Items from a data source
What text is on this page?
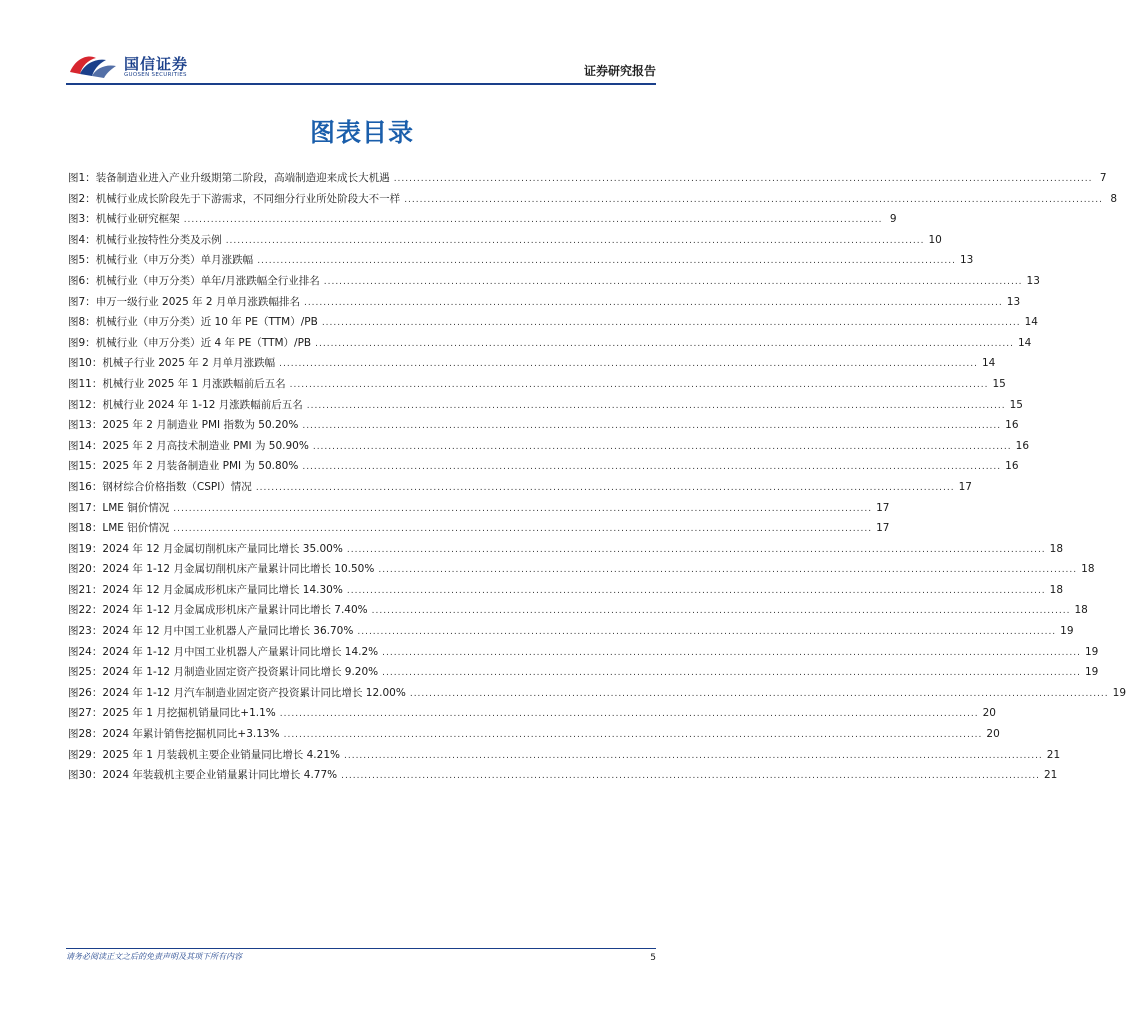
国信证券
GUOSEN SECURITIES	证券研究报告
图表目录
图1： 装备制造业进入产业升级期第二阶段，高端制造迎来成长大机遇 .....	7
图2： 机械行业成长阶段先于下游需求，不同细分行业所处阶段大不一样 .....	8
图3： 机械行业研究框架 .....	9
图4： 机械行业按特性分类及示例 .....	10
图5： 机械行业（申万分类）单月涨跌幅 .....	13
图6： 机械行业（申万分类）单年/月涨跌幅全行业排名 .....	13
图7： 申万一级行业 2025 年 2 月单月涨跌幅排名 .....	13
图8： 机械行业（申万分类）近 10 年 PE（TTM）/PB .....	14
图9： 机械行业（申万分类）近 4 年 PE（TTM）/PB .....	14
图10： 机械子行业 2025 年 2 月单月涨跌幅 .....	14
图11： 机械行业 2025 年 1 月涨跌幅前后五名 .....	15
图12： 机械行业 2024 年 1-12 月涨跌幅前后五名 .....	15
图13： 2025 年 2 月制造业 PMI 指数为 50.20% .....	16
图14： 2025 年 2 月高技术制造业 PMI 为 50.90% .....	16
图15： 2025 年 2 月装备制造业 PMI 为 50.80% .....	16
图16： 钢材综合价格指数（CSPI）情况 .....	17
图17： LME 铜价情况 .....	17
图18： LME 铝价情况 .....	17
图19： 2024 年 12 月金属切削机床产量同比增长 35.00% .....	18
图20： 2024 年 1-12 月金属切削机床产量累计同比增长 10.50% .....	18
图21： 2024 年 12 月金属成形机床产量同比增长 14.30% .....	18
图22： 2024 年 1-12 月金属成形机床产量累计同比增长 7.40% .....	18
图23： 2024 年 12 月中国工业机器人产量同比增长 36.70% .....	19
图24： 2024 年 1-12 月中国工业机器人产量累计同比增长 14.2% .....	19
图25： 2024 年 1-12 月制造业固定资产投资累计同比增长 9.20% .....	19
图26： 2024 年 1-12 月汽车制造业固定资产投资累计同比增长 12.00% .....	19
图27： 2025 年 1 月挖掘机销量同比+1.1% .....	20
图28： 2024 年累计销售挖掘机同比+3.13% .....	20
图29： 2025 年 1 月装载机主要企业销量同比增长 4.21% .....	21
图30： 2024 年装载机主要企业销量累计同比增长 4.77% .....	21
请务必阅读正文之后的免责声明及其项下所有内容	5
* * *
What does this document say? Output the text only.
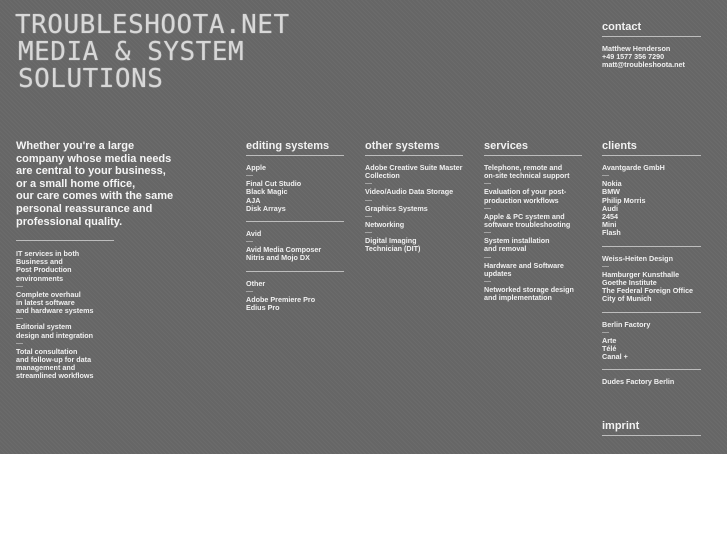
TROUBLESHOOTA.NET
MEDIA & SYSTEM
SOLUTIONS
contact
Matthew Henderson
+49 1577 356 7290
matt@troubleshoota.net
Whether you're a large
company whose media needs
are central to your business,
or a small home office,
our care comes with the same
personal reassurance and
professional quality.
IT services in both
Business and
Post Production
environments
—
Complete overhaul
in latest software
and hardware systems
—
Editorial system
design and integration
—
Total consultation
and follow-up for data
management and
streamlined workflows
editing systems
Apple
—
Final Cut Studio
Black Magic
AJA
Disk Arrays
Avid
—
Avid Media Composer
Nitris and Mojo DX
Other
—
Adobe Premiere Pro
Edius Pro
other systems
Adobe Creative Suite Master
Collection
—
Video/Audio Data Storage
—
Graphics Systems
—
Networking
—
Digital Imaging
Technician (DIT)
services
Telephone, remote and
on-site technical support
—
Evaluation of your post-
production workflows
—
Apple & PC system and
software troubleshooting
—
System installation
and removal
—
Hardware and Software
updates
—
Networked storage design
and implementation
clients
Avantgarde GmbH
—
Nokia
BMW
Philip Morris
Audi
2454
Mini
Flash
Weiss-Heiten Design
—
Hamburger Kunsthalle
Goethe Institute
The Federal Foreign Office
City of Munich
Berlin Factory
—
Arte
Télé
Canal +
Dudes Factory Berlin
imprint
--
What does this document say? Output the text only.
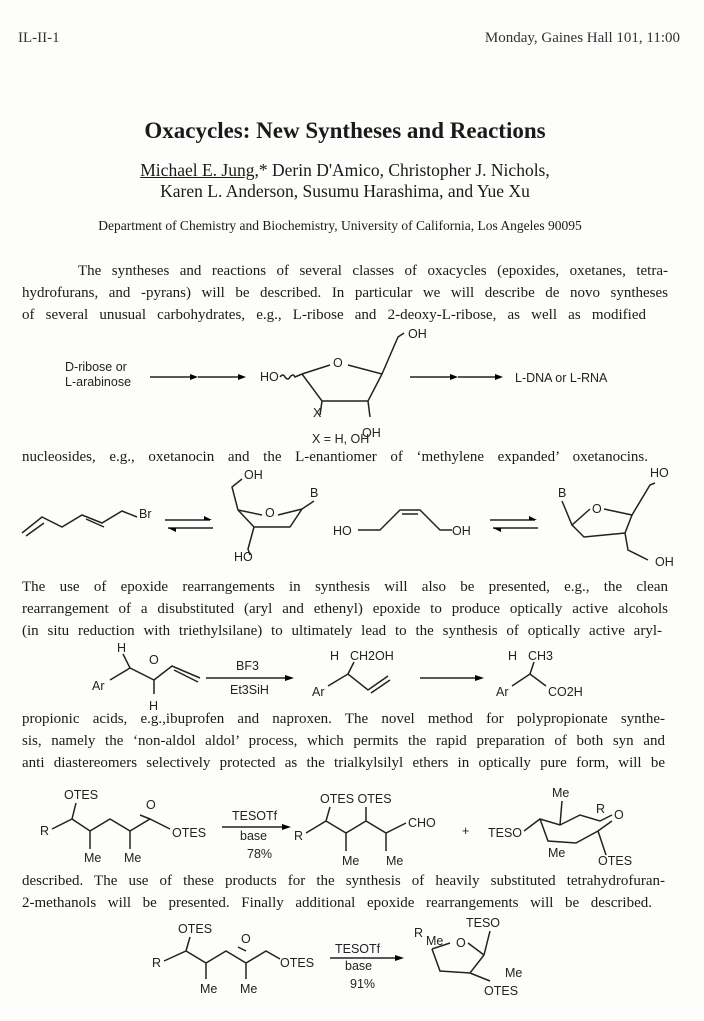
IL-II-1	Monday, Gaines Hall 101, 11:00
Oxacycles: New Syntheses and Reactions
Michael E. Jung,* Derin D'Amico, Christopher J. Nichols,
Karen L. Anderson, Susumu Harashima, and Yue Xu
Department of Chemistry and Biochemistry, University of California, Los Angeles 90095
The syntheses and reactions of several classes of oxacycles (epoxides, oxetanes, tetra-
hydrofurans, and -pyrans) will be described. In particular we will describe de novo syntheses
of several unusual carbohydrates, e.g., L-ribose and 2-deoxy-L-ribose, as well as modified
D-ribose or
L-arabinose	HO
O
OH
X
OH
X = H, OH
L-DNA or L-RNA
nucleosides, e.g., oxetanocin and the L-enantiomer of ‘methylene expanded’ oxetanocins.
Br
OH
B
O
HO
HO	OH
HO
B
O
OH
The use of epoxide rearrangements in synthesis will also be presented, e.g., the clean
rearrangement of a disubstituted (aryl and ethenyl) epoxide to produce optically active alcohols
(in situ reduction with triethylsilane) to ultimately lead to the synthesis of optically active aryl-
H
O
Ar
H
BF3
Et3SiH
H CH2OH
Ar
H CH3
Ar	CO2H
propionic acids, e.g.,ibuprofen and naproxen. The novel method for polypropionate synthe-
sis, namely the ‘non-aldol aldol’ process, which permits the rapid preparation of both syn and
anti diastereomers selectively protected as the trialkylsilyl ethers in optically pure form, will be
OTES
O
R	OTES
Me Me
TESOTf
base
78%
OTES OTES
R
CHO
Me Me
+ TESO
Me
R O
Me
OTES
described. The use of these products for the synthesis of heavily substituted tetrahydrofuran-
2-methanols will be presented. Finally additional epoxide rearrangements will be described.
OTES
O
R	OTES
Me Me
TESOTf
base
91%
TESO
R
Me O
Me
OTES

Objective:
Search the entries for "ribose" and copy out each line that has it.

The result:
of several unusual carbohydrates, e.g., L-ribose and 2-deoxy-L-ribose, as well as modified
D-ribose or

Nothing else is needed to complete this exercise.